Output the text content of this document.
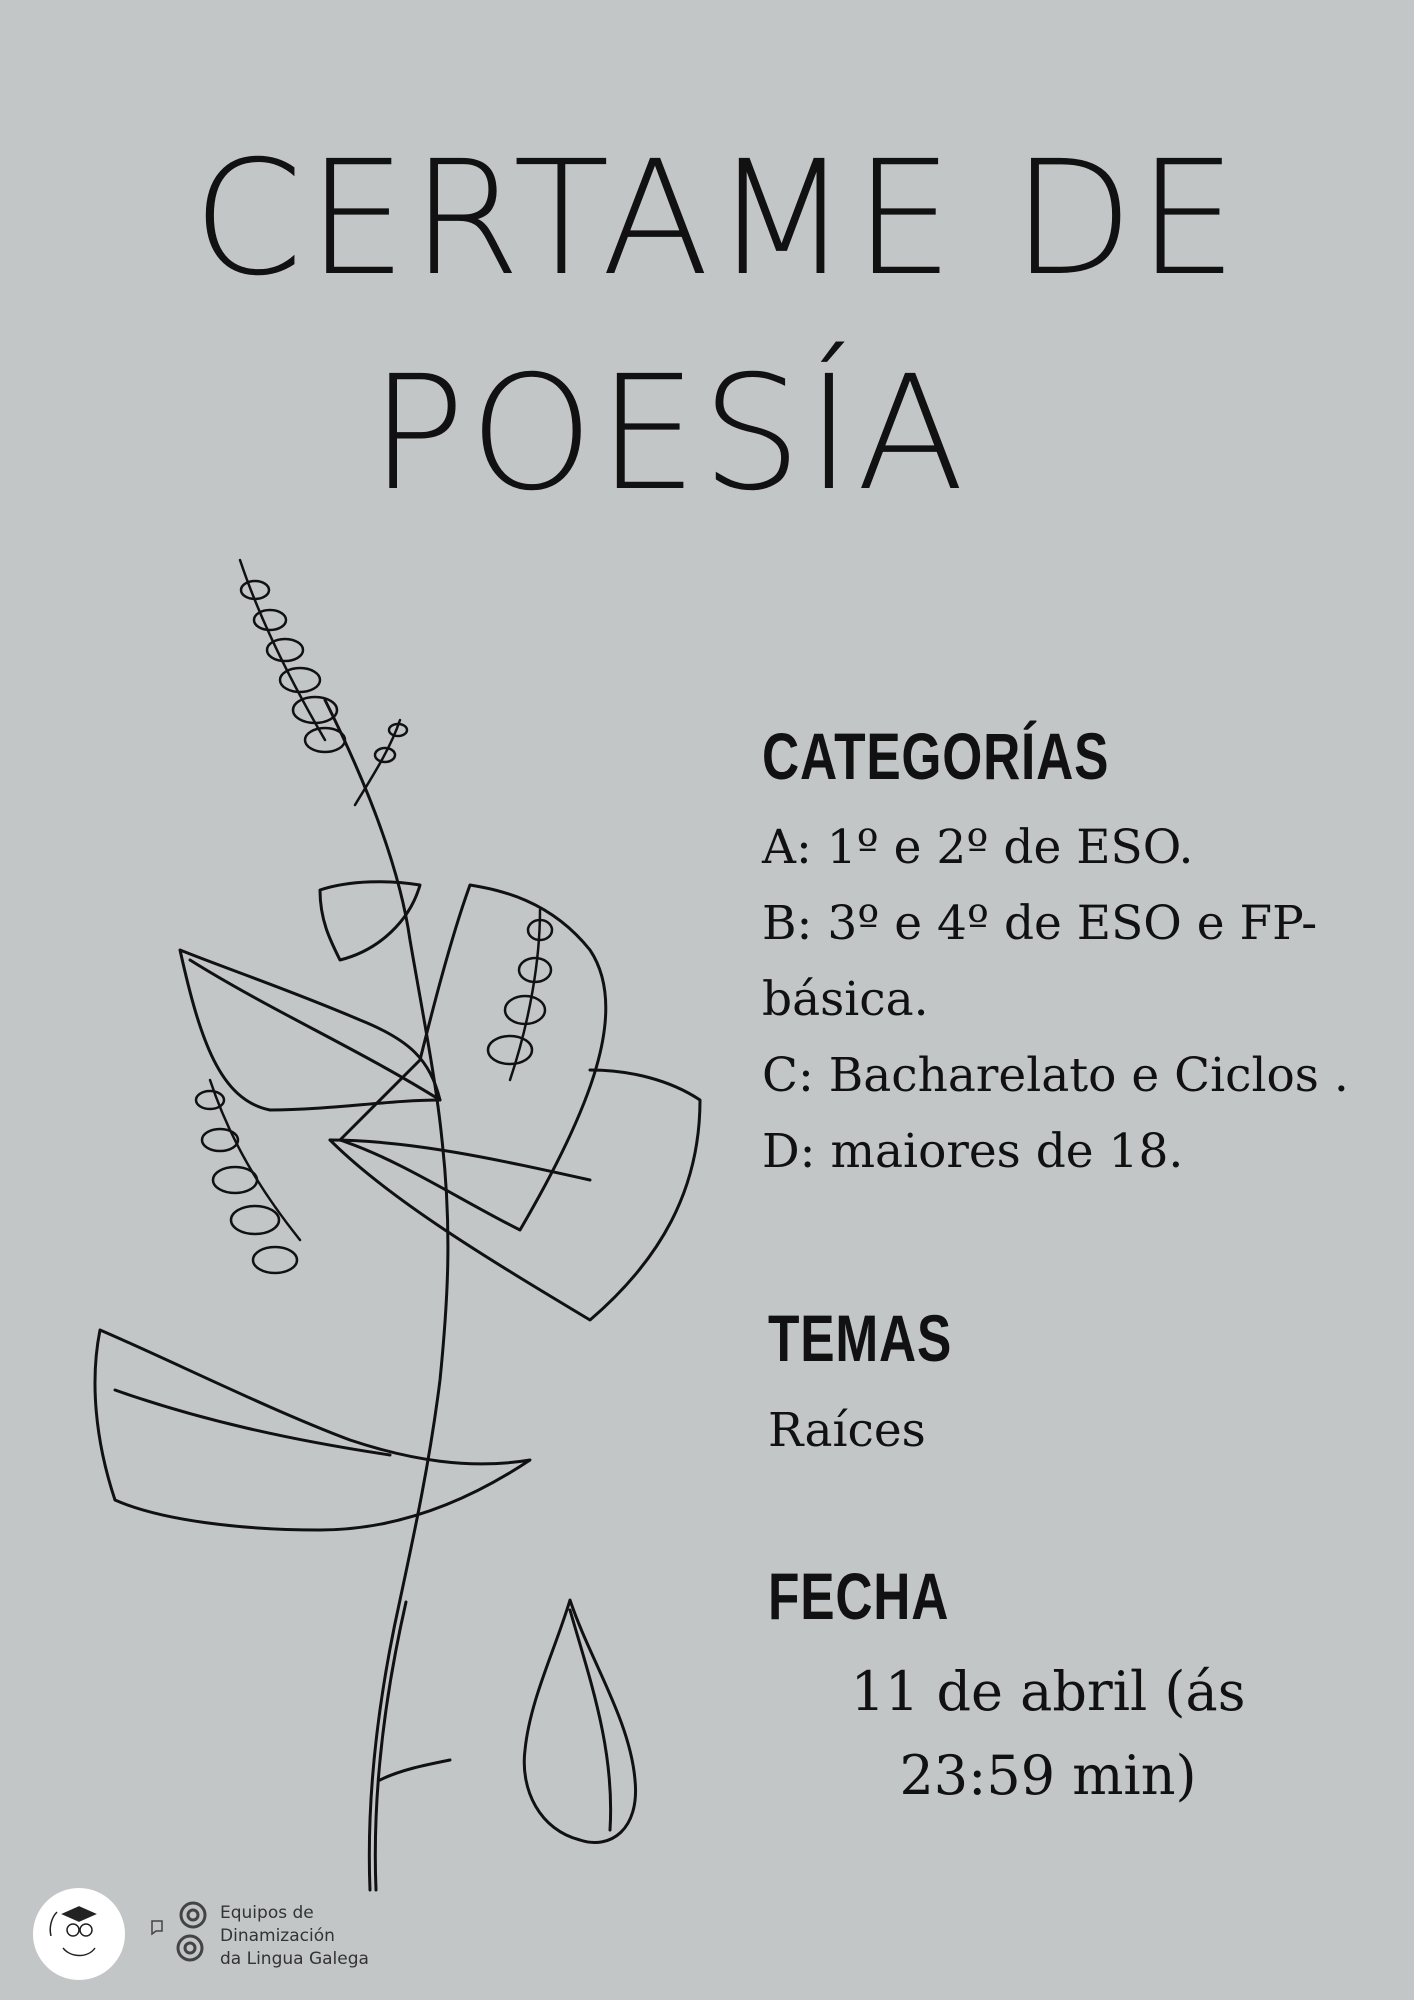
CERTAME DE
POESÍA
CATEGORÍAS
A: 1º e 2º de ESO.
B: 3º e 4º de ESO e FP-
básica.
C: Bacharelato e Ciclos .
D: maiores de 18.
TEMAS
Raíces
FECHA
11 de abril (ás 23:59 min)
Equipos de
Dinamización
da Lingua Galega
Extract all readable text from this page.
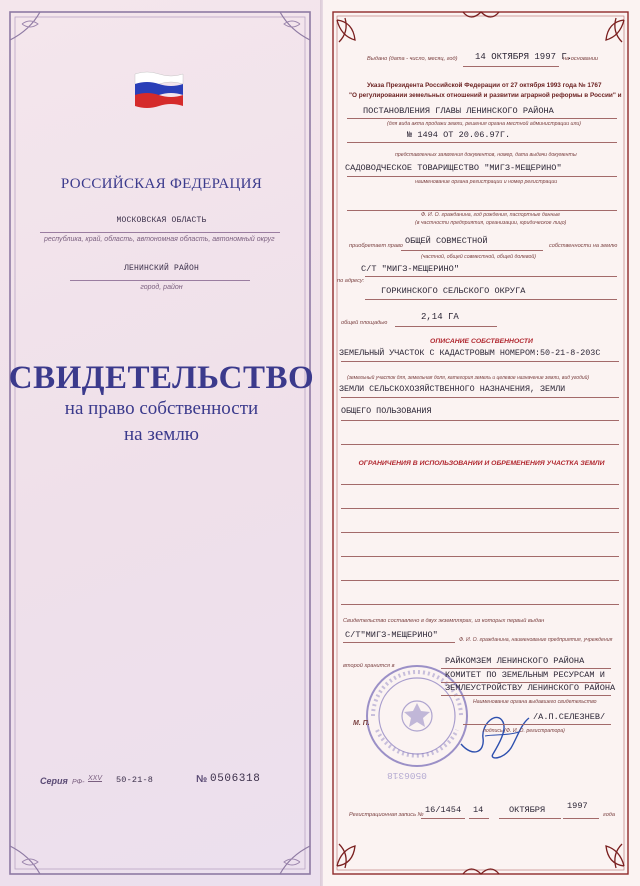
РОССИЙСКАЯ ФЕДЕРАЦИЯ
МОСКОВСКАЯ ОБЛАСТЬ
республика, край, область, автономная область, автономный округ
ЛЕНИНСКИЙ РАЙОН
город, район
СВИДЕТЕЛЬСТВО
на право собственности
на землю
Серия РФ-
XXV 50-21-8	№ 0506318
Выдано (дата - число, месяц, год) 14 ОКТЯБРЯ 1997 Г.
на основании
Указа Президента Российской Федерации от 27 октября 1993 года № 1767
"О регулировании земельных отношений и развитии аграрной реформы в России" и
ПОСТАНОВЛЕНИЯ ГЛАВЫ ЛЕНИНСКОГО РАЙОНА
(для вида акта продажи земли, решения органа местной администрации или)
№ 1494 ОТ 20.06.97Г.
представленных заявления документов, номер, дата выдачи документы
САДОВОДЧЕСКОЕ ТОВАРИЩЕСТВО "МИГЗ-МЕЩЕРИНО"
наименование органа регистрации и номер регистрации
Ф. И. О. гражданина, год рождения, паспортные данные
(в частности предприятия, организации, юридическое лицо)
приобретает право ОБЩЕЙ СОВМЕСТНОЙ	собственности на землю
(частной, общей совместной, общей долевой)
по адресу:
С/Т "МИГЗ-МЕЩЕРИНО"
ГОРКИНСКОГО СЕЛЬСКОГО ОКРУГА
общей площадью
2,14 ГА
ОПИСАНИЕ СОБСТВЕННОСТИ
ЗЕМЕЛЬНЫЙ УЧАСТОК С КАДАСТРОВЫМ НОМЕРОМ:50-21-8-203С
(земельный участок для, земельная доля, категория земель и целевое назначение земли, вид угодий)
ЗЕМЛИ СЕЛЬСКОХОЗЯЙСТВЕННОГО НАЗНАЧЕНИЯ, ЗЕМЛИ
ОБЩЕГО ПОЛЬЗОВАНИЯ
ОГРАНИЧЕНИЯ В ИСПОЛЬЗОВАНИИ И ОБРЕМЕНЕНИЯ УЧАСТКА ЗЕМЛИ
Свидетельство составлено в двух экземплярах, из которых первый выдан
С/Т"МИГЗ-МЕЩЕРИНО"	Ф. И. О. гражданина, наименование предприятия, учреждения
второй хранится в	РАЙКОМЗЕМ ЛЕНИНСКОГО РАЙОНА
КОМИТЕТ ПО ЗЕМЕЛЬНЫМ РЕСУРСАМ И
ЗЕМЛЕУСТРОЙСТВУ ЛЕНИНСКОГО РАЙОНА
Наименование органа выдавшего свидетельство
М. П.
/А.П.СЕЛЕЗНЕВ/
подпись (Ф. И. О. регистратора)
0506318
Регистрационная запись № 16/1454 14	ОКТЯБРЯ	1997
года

...

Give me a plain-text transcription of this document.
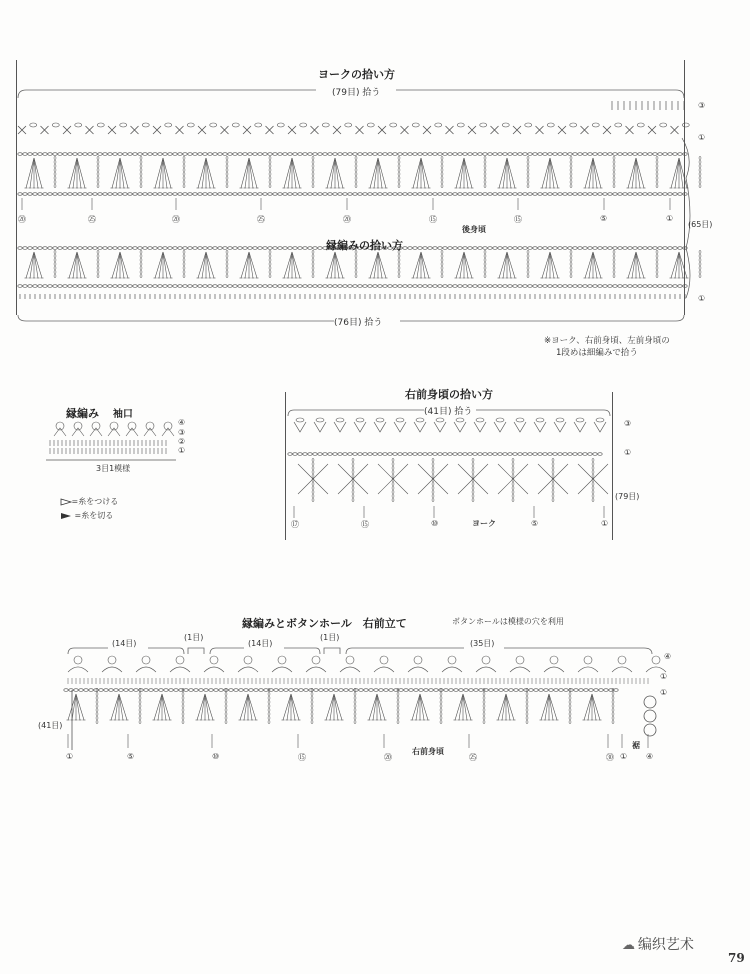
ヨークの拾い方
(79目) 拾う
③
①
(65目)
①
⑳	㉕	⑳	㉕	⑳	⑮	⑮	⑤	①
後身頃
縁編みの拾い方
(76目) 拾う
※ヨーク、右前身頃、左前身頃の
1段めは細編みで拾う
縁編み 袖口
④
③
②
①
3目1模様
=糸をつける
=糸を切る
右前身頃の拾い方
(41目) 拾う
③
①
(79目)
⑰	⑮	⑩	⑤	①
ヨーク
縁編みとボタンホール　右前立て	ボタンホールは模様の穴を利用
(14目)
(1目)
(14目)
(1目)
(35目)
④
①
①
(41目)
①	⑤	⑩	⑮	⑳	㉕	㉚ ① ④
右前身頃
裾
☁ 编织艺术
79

> **Task description**
Gather up the lines that contain the word "гражданина".

> **Expected answer**
Ф. И. О. гражданина, год рождения, паспортные данные
С/Т"МИГЗ-МЕЩЕРИНО"	Ф. И. О. гражданина, наименование предприятия, учреждения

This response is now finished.